__The request__.
Print all of the entries exactly, minus the pictures.

Chart and figure data:
— Start —

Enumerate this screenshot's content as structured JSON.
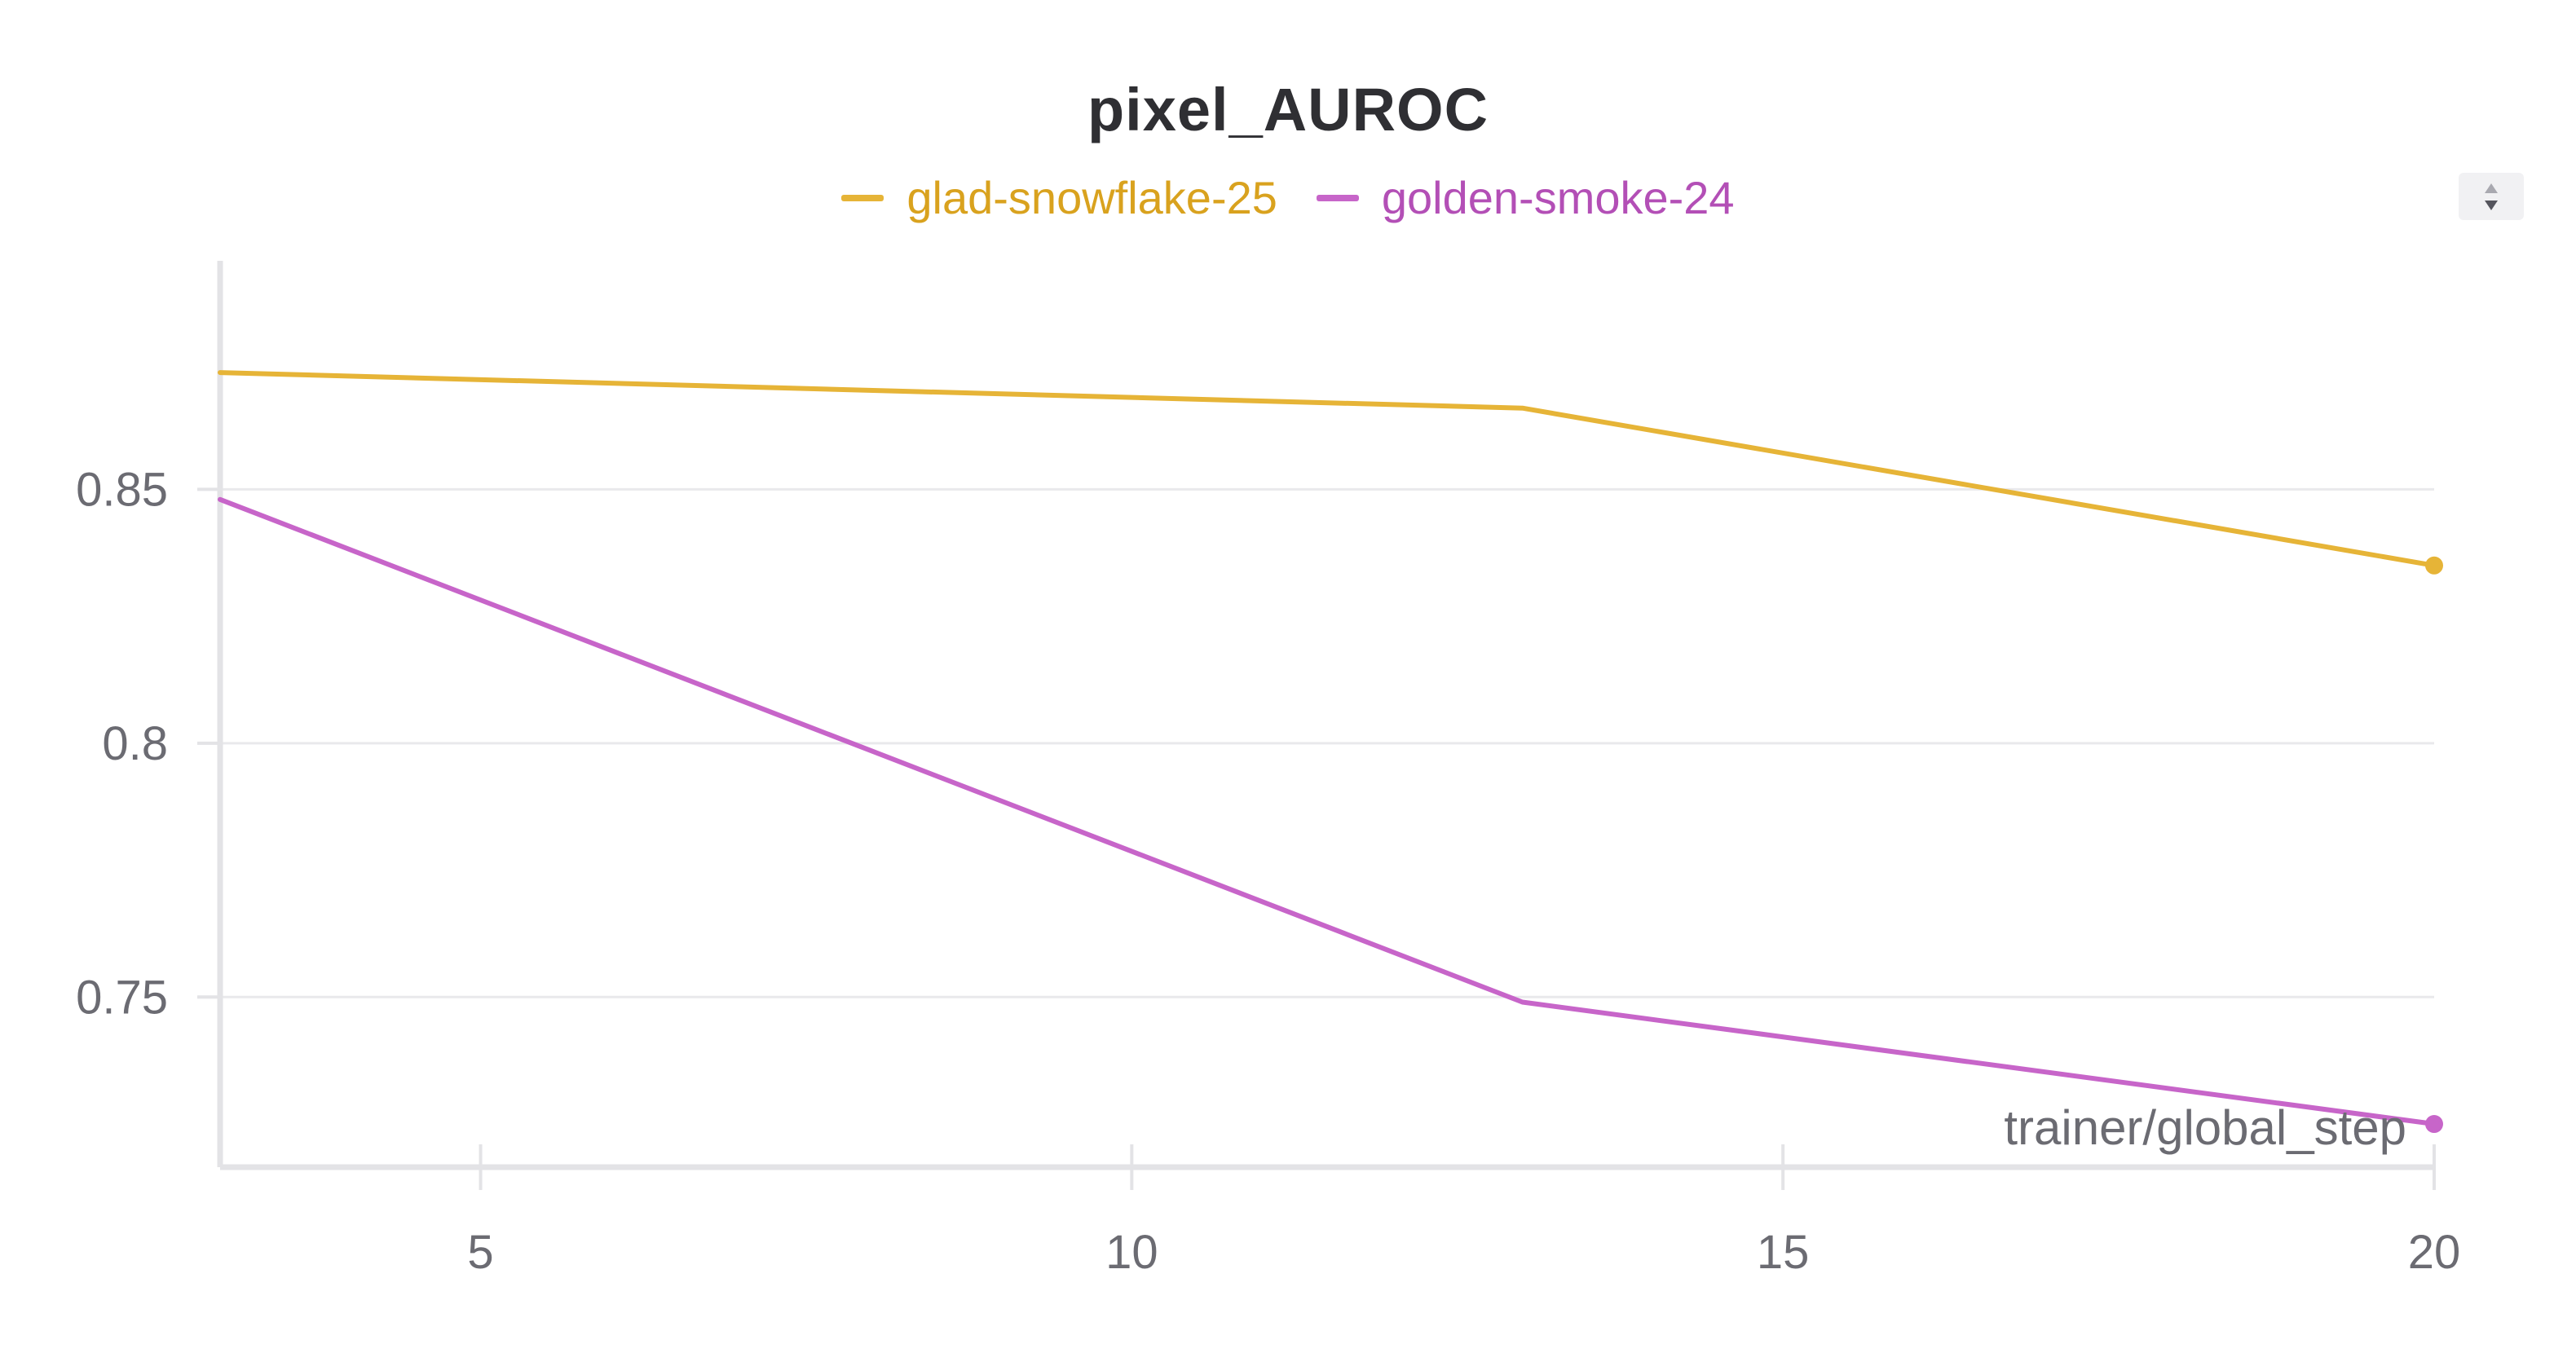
{
  "chart_data": {
    "type": "line",
    "title": "pixel_AUROC",
    "xlabel": "trainer/global_step",
    "ylabel": "",
    "xlim": [
      3,
      20
    ],
    "ylim": [
      0.7165,
      0.895
    ],
    "x_ticks": [
      5,
      10,
      15,
      20
    ],
    "x_tick_labels": [
      "5",
      "10",
      "15",
      "20"
    ],
    "y_ticks": [
      0.75,
      0.8,
      0.85
    ],
    "y_tick_labels": [
      "0.75",
      "0.8",
      "0.85"
    ],
    "grid": "horizontal",
    "legend_position": "top-center",
    "series": [
      {
        "name": "glad-snowflake-25",
        "color": "#e6b437",
        "label_color": "#d9a21e",
        "x": [
          3,
          13,
          20
        ],
        "y": [
          0.873,
          0.866,
          0.835
        ],
        "end_marker": true
      },
      {
        "name": "golden-smoke-24",
        "color": "#c765c9",
        "label_color": "#b34fb6",
        "x": [
          3,
          13,
          20
        ],
        "y": [
          0.848,
          0.749,
          0.725
        ],
        "end_marker": true
      }
    ]
  },
  "legend_scroll_icon": "up-down-arrows-icon"
}
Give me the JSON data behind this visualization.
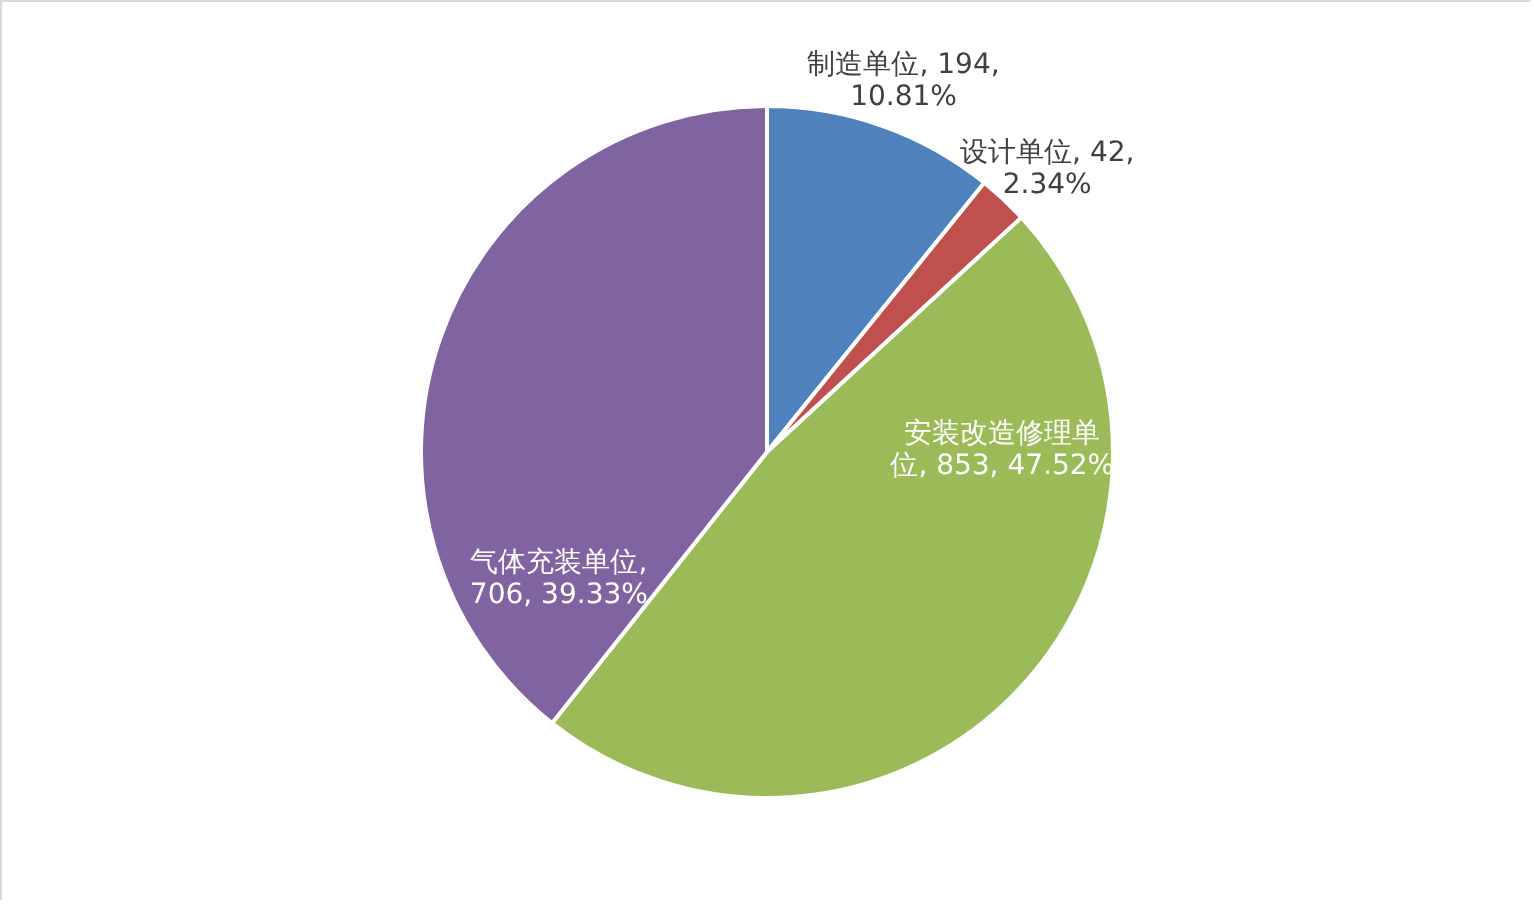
{
  "chart_data": {
    "type": "pie",
    "categories": [
      "制造单位",
      "设计单位",
      "安装改造修理单位",
      "气体充装单位"
    ],
    "values": [
      194,
      42,
      853,
      706
    ],
    "colors": [
      "#4f81bd",
      "#c0504d",
      "#9bbb59",
      "#8064a2"
    ],
    "value_labels": [
      ", 194, 10.81%",
      ", 42, 2.34%",
      ", 853, 47.52%",
      ", 706, 39.33%"
    ]
  }
}
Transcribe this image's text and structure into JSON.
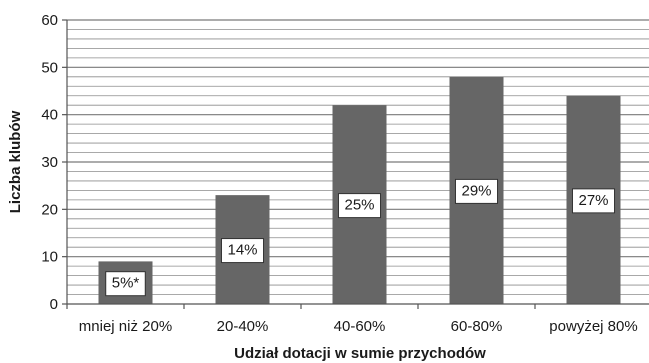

— End —

__Written reply__.
Enumerate this screenshot's content as structured JSON.
{
  "chart_data": {
    "type": "line",
    "title": "pixel_AUROC",
    "xlabel": "trainer/global_step",
    "ylabel": "",
    "xlim": [
      3,
      20
    ],
    "ylim": [
      0.7165,
      0.895
    ],
    "x_ticks": [
      5,
      10,
      15,
      20
    ],
    "x_tick_labels": [
      "5",
      "10",
      "15",
      "20"
    ],
    "y_ticks": [
      0.75,
      0.8,
      0.85
    ],
    "y_tick_labels": [
      "0.75",
      "0.8",
      "0.85"
    ],
    "grid": "horizontal",
    "legend_position": "top-center",
    "series": [
      {
        "name": "glad-snowflake-25",
        "color": "#e6b437",
        "label_color": "#d9a21e",
        "x": [
          3,
          13,
          20
        ],
        "y": [
          0.873,
          0.866,
          0.835
        ],
        "end_marker": true
      },
      {
        "name": "golden-smoke-24",
        "color": "#c765c9",
        "label_color": "#b34fb6",
        "x": [
          3,
          13,
          20
        ],
        "y": [
          0.848,
          0.749,
          0.725
        ],
        "end_marker": true
      }
    ]
  },
  "legend_scroll_icon": "up-down-arrows-icon"
}
Give me the JSON data behind this visualization.
{
  "chart_data": {
    "type": "pie",
    "categories": [
      "制造单位",
      "设计单位",
      "安装改造修理单位",
      "气体充装单位"
    ],
    "values": [
      194,
      42,
      853,
      706
    ],
    "colors": [
      "#4f81bd",
      "#c0504d",
      "#9bbb59",
      "#8064a2"
    ],
    "value_labels": [
      ", 194, 10.81%",
      ", 42, 2.34%",
      ", 853, 47.52%",
      ", 706, 39.33%"
    ]
  }
}
Transcribe this image's text and structure into JSON.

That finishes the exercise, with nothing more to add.